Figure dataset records

- - -

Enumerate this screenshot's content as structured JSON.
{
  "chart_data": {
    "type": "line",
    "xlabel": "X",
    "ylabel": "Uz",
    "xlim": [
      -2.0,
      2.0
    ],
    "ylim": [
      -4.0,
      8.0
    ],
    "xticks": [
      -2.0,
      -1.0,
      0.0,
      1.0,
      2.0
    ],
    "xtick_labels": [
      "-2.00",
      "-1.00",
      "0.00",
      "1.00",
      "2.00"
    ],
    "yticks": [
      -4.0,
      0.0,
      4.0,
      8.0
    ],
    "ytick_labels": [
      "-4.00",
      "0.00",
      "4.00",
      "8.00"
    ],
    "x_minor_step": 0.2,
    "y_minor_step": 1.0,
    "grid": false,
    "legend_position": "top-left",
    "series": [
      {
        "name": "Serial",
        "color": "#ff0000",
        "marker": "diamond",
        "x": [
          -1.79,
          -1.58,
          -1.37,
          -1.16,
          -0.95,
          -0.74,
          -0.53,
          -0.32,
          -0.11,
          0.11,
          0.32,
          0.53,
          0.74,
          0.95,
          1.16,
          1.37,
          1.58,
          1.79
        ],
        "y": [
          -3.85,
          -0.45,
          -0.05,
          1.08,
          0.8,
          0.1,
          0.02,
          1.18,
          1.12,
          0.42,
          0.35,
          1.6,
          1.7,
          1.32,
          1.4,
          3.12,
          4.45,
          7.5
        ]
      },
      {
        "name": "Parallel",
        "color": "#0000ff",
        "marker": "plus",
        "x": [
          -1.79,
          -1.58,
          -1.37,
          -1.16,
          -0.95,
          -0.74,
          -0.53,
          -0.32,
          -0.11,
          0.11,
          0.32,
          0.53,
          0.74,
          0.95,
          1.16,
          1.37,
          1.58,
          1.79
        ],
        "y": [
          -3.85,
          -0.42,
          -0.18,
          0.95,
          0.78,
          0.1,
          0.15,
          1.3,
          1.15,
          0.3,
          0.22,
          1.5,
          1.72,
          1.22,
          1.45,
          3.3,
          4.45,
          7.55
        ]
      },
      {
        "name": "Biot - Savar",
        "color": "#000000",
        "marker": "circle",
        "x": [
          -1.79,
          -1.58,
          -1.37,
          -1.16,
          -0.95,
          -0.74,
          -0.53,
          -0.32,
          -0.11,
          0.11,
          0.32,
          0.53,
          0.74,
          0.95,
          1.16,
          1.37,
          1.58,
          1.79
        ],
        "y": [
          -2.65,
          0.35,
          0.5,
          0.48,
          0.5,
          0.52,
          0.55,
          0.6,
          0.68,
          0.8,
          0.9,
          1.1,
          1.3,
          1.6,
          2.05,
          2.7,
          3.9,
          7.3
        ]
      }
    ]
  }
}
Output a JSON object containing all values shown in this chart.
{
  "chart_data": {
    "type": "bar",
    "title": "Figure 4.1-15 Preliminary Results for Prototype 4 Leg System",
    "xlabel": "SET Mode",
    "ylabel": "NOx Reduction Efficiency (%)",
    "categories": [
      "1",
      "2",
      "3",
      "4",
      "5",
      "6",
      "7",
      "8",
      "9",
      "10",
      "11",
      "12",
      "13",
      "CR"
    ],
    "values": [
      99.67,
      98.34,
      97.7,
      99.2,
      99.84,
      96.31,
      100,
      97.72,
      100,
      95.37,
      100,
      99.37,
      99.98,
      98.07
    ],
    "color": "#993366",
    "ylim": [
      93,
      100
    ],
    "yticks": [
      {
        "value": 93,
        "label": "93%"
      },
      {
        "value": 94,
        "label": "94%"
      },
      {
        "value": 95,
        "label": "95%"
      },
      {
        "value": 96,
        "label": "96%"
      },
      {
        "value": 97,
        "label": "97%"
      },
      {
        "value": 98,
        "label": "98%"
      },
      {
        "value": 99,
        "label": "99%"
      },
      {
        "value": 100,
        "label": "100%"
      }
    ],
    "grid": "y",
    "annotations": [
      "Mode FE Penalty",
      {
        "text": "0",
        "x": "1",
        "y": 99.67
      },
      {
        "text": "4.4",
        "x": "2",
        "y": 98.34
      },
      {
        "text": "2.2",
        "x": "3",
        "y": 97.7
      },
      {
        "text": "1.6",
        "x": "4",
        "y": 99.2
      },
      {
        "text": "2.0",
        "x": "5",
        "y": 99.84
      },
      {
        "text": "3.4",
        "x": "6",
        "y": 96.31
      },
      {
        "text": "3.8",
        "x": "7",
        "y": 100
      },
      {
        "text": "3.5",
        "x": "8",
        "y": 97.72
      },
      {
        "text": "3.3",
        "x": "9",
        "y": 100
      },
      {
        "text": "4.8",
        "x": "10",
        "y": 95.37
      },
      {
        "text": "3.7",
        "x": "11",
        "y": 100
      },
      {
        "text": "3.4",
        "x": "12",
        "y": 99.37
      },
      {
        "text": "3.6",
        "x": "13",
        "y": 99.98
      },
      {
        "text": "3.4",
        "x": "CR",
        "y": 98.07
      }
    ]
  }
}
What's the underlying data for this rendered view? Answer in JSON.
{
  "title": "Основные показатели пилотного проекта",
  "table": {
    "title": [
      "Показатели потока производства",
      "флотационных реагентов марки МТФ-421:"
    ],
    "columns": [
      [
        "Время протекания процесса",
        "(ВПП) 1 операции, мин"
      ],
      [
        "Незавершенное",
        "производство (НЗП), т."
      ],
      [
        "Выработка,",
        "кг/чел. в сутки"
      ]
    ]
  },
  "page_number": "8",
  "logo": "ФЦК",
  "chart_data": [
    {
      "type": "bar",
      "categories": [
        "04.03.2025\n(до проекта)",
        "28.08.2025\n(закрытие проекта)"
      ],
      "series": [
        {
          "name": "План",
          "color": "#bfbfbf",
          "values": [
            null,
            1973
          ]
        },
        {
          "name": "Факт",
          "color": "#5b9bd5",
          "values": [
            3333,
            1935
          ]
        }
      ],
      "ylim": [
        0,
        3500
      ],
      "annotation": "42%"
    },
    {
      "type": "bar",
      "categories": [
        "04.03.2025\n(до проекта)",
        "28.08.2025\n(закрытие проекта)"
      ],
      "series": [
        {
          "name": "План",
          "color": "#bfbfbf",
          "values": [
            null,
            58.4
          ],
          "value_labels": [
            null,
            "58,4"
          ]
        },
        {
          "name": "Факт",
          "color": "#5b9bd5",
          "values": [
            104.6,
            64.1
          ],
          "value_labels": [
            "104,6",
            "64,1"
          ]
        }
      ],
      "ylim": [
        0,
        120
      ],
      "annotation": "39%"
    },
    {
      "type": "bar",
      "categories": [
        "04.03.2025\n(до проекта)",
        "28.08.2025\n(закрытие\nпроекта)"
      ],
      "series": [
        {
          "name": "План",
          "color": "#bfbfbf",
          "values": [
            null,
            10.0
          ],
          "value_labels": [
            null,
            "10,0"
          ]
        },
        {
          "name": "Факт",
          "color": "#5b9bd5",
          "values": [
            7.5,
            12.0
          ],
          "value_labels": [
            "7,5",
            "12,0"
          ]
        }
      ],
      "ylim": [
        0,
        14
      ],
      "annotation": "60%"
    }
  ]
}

- - -

- **DIRECTIVE**
From the records above, extract every line exactly as it stands.

- **FINISHED EXERCISE**
Enumerate this screenshot's content as structured JSON.
{
  "chart_data": {
    "type": "line",
    "xlabel": "X",
    "ylabel": "Uz",
    "xlim": [
      -2.0,
      2.0
    ],
    "ylim": [
      -4.0,
      8.0
    ],
    "xticks": [
      -2.0,
      -1.0,
      0.0,
      1.0,
      2.0
    ],
    "xtick_labels": [
      "-2.00",
      "-1.00",
      "0.00",
      "1.00",
      "2.00"
    ],
    "yticks": [
      -4.0,
      0.0,
      4.0,
      8.0
    ],
    "ytick_labels": [
      "-4.00",
      "0.00",
      "4.00",
      "8.00"
    ],
    "x_minor_step": 0.2,
    "y_minor_step": 1.0,
    "grid": false,
    "legend_position": "top-left",
    "series": [
      {
        "name": "Serial",
        "color": "#ff0000",
        "marker": "diamond",
        "x": [
          -1.79,
          -1.58,
          -1.37,
          -1.16,
          -0.95,
          -0.74,
          -0.53,
          -0.32,
          -0.11,
          0.11,
          0.32,
          0.53,
          0.74,
          0.95,
          1.16,
          1.37,
          1.58,
          1.79
        ],
        "y": [
          -3.85,
          -0.45,
          -0.05,
          1.08,
          0.8,
          0.1,
          0.02,
          1.18,
          1.12,
          0.42,
          0.35,
          1.6,
          1.7,
          1.32,
          1.4,
          3.12,
          4.45,
          7.5
        ]
      },
      {
        "name": "Parallel",
        "color": "#0000ff",
        "marker": "plus",
        "x": [
          -1.79,
          -1.58,
          -1.37,
          -1.16,
          -0.95,
          -0.74,
          -0.53,
          -0.32,
          -0.11,
          0.11,
          0.32,
          0.53,
          0.74,
          0.95,
          1.16,
          1.37,
          1.58,
          1.79
        ],
        "y": [
          -3.85,
          -0.42,
          -0.18,
          0.95,
          0.78,
          0.1,
          0.15,
          1.3,
          1.15,
          0.3,
          0.22,
          1.5,
          1.72,
          1.22,
          1.45,
          3.3,
          4.45,
          7.55
        ]
      },
      {
        "name": "Biot - Savar",
        "color": "#000000",
        "marker": "circle",
        "x": [
          -1.79,
          -1.58,
          -1.37,
          -1.16,
          -0.95,
          -0.74,
          -0.53,
          -0.32,
          -0.11,
          0.11,
          0.32,
          0.53,
          0.74,
          0.95,
          1.16,
          1.37,
          1.58,
          1.79
        ],
        "y": [
          -2.65,
          0.35,
          0.5,
          0.48,
          0.5,
          0.52,
          0.55,
          0.6,
          0.68,
          0.8,
          0.9,
          1.1,
          1.3,
          1.6,
          2.05,
          2.7,
          3.9,
          7.3
        ]
      }
    ]
  }
}
Output a JSON object containing all values shown in this chart.
{
  "chart_data": {
    "type": "bar",
    "title": "Figure 4.1-15 Preliminary Results for Prototype 4 Leg System",
    "xlabel": "SET Mode",
    "ylabel": "NOx Reduction Efficiency (%)",
    "categories": [
      "1",
      "2",
      "3",
      "4",
      "5",
      "6",
      "7",
      "8",
      "9",
      "10",
      "11",
      "12",
      "13",
      "CR"
    ],
    "values": [
      99.67,
      98.34,
      97.7,
      99.2,
      99.84,
      96.31,
      100,
      97.72,
      100,
      95.37,
      100,
      99.37,
      99.98,
      98.07
    ],
    "color": "#993366",
    "ylim": [
      93,
      100
    ],
    "yticks": [
      {
        "value": 93,
        "label": "93%"
      },
      {
        "value": 94,
        "label": "94%"
      },
      {
        "value": 95,
        "label": "95%"
      },
      {
        "value": 96,
        "label": "96%"
      },
      {
        "value": 97,
        "label": "97%"
      },
      {
        "value": 98,
        "label": "98%"
      },
      {
        "value": 99,
        "label": "99%"
      },
      {
        "value": 100,
        "label": "100%"
      }
    ],
    "grid": "y",
    "annotations": [
      "Mode FE Penalty",
      {
        "text": "0",
        "x": "1",
        "y": 99.67
      },
      {
        "text": "4.4",
        "x": "2",
        "y": 98.34
      },
      {
        "text": "2.2",
        "x": "3",
        "y": 97.7
      },
      {
        "text": "1.6",
        "x": "4",
        "y": 99.2
      },
      {
        "text": "2.0",
        "x": "5",
        "y": 99.84
      },
      {
        "text": "3.4",
        "x": "6",
        "y": 96.31
      },
      {
        "text": "3.8",
        "x": "7",
        "y": 100
      },
      {
        "text": "3.5",
        "x": "8",
        "y": 97.72
      },
      {
        "text": "3.3",
        "x": "9",
        "y": 100
      },
      {
        "text": "4.8",
        "x": "10",
        "y": 95.37
      },
      {
        "text": "3.7",
        "x": "11",
        "y": 100
      },
      {
        "text": "3.4",
        "x": "12",
        "y": 99.37
      },
      {
        "text": "3.6",
        "x": "13",
        "y": 99.98
      },
      {
        "text": "3.4",
        "x": "CR",
        "y": 98.07
      }
    ]
  }
}
What's the underlying data for this rendered view? Answer in JSON.
{
  "title": "Основные показатели пилотного проекта",
  "table": {
    "title": [
      "Показатели потока производства",
      "флотационных реагентов марки МТФ-421:"
    ],
    "columns": [
      [
        "Время протекания процесса",
        "(ВПП) 1 операции, мин"
      ],
      [
        "Незавершенное",
        "производство (НЗП), т."
      ],
      [
        "Выработка,",
        "кг/чел. в сутки"
      ]
    ]
  },
  "page_number": "8",
  "logo": "ФЦК",
  "chart_data": [
    {
      "type": "bar",
      "categories": [
        "04.03.2025\n(до проекта)",
        "28.08.2025\n(закрытие проекта)"
      ],
      "series": [
        {
          "name": "План",
          "color": "#bfbfbf",
          "values": [
            null,
            1973
          ]
        },
        {
          "name": "Факт",
          "color": "#5b9bd5",
          "values": [
            3333,
            1935
          ]
        }
      ],
      "ylim": [
        0,
        3500
      ],
      "annotation": "42%"
    },
    {
      "type": "bar",
      "categories": [
        "04.03.2025\n(до проекта)",
        "28.08.2025\n(закрытие проекта)"
      ],
      "series": [
        {
          "name": "План",
          "color": "#bfbfbf",
          "values": [
            null,
            58.4
          ],
          "value_labels": [
            null,
            "58,4"
          ]
        },
        {
          "name": "Факт",
          "color": "#5b9bd5",
          "values": [
            104.6,
            64.1
          ],
          "value_labels": [
            "104,6",
            "64,1"
          ]
        }
      ],
      "ylim": [
        0,
        120
      ],
      "annotation": "39%"
    },
    {
      "type": "bar",
      "categories": [
        "04.03.2025\n(до проекта)",
        "28.08.2025\n(закрытие\nпроекта)"
      ],
      "series": [
        {
          "name": "План",
          "color": "#bfbfbf",
          "values": [
            null,
            10.0
          ],
          "value_labels": [
            null,
            "10,0"
          ]
        },
        {
          "name": "Факт",
          "color": "#5b9bd5",
          "values": [
            7.5,
            12.0
          ],
          "value_labels": [
            "7,5",
            "12,0"
          ]
        }
      ],
      "ylim": [
        0,
        14
      ],
      "annotation": "60%"
    }
  ]
}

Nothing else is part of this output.